* [Exercise aim]:
Pictures aside, write out every record exactly as it appears.

* [Collection entries]:
============================================================
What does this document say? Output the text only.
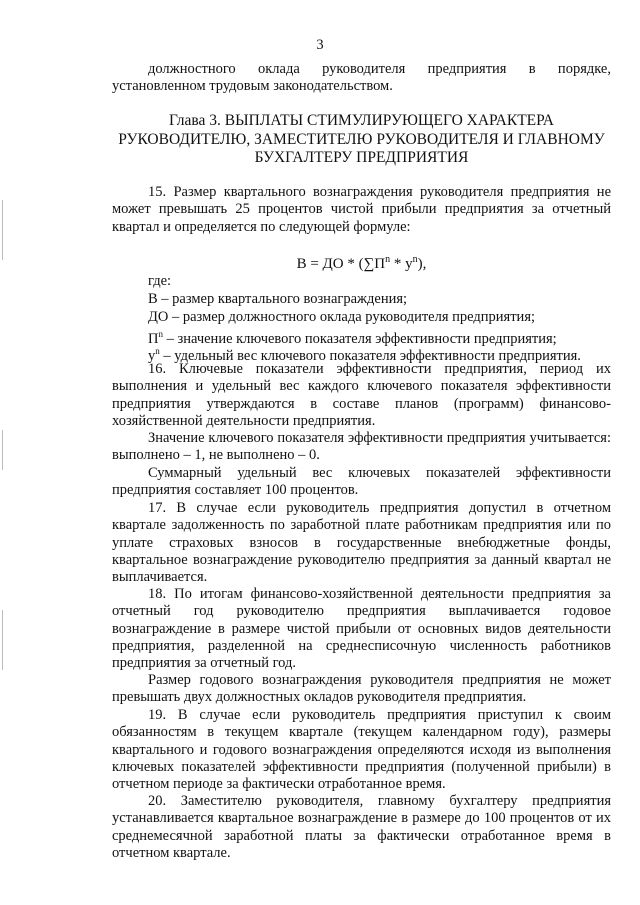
3
должностного оклада руководителя предприятия в порядке, установленном трудовым законодательством.
Глава 3. ВЫПЛАТЫ СТИМУЛИРУЮЩЕГО ХАРАКТЕРА
РУКОВОДИТЕЛЮ, ЗАМЕСТИТЕЛЮ РУКОВОДИТЕЛЯ И ГЛАВНОМУ
БУХГАЛТЕРУ ПРЕДПРИЯТИЯ
15. Размер квартального вознаграждения руководителя предприятия не может превышать 25 процентов чистой прибыли предприятия за отчетный квартал и определяется по следующей формуле:
В = ДО * $(\sum П^n * у^n)$,
где:
В – размер квартального вознаграждения;
ДО – размер должностного оклада руководителя предприятия;
$П^n$ – значение ключевого показателя эффективности предприятия;
$у^n$ – удельный вес ключевого показателя эффективности предприятия.
16. Ключевые показатели эффективности предприятия, период их выполнения и удельный вес каждого ключевого показателя эффективности предприятия утверждаются в составе планов (программ) финансово-хозяйственной деятельности предприятия.
Значение ключевого показателя эффективности предприятия учитывается: выполнено – 1, не выполнено – 0.
Суммарный удельный вес ключевых показателей эффективности предприятия составляет 100 процентов.
17. В случае если руководитель предприятия допустил в отчетном квартале задолженность по заработной плате работникам предприятия или по уплате страховых взносов в государственные внебюджетные фонды, квартальное вознаграждение руководителю предприятия за данный квартал не выплачивается.
18. По итогам финансово-хозяйственной деятельности предприятия за отчетный год руководителю предприятия выплачивается годовое вознаграждение в размере чистой прибыли от основных видов деятельности предприятия, разделенной на среднесписочную численность работников предприятия за отчетный год.
Размер годового вознаграждения руководителя предприятия не может превышать двух должностных окладов руководителя предприятия.
19. В случае если руководитель предприятия приступил к своим обязанностям в текущем квартале (текущем календарном году), размеры квартального и годового вознаграждения определяются исходя из выполнения ключевых показателей эффективности предприятия (полученной прибыли) в отчетном периоде за фактически отработанное время.
20. Заместителю руководителя, главному бухгалтеру предприятия устанавливается квартальное вознаграждение в размере до 100 процентов от их среднемесячной заработной платы за фактически отработанное время в отчетном квартале.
============================================================
* [Response]:
What does this document say? Output the text only.
3
должностного оклада руководителя предприятия в порядке, установленном трудовым законодательством.
Глава 3. ВЫПЛАТЫ СТИМУЛИРУЮЩЕГО ХАРАКТЕРА
РУКОВОДИТЕЛЮ, ЗАМЕСТИТЕЛЮ РУКОВОДИТЕЛЯ И ГЛАВНОМУ
БУХГАЛТЕРУ ПРЕДПРИЯТИЯ
15. Размер квартального вознаграждения руководителя предприятия не может превышать 25 процентов чистой прибыли предприятия за отчетный квартал и определяется по следующей формуле:
В = ДО * $(\sum П^n * у^n)$,
где:
В – размер квартального вознаграждения;
ДО – размер должностного оклада руководителя предприятия;
$П^n$ – значение ключевого показателя эффективности предприятия;
$у^n$ – удельный вес ключевого показателя эффективности предприятия.
16. Ключевые показатели эффективности предприятия, период их выполнения и удельный вес каждого ключевого показателя эффективности предприятия утверждаются в составе планов (программ) финансово-хозяйственной деятельности предприятия.
Значение ключевого показателя эффективности предприятия учитывается: выполнено – 1, не выполнено – 0.
Суммарный удельный вес ключевых показателей эффективности предприятия составляет 100 процентов.
17. В случае если руководитель предприятия допустил в отчетном квартале задолженность по заработной плате работникам предприятия или по уплате страховых взносов в государственные внебюджетные фонды, квартальное вознаграждение руководителю предприятия за данный квартал не выплачивается.
18. По итогам финансово-хозяйственной деятельности предприятия за отчетный год руководителю предприятия выплачивается годовое вознаграждение в размере чистой прибыли от основных видов деятельности предприятия, разделенной на среднесписочную численность работников предприятия за отчетный год.
Размер годового вознаграждения руководителя предприятия не может превышать двух должностных окладов руководителя предприятия.
19. В случае если руководитель предприятия приступил к своим обязанностям в текущем квартале (текущем календарном году), размеры квартального и годового вознаграждения определяются исходя из выполнения ключевых показателей эффективности предприятия (полученной прибыли) в отчетном периоде за фактически отработанное время.
20. Заместителю руководителя, главному бухгалтеру предприятия устанавливается квартальное вознаграждение в размере до 100 процентов от их среднемесячной заработной платы за фактически отработанное время в отчетном квартале.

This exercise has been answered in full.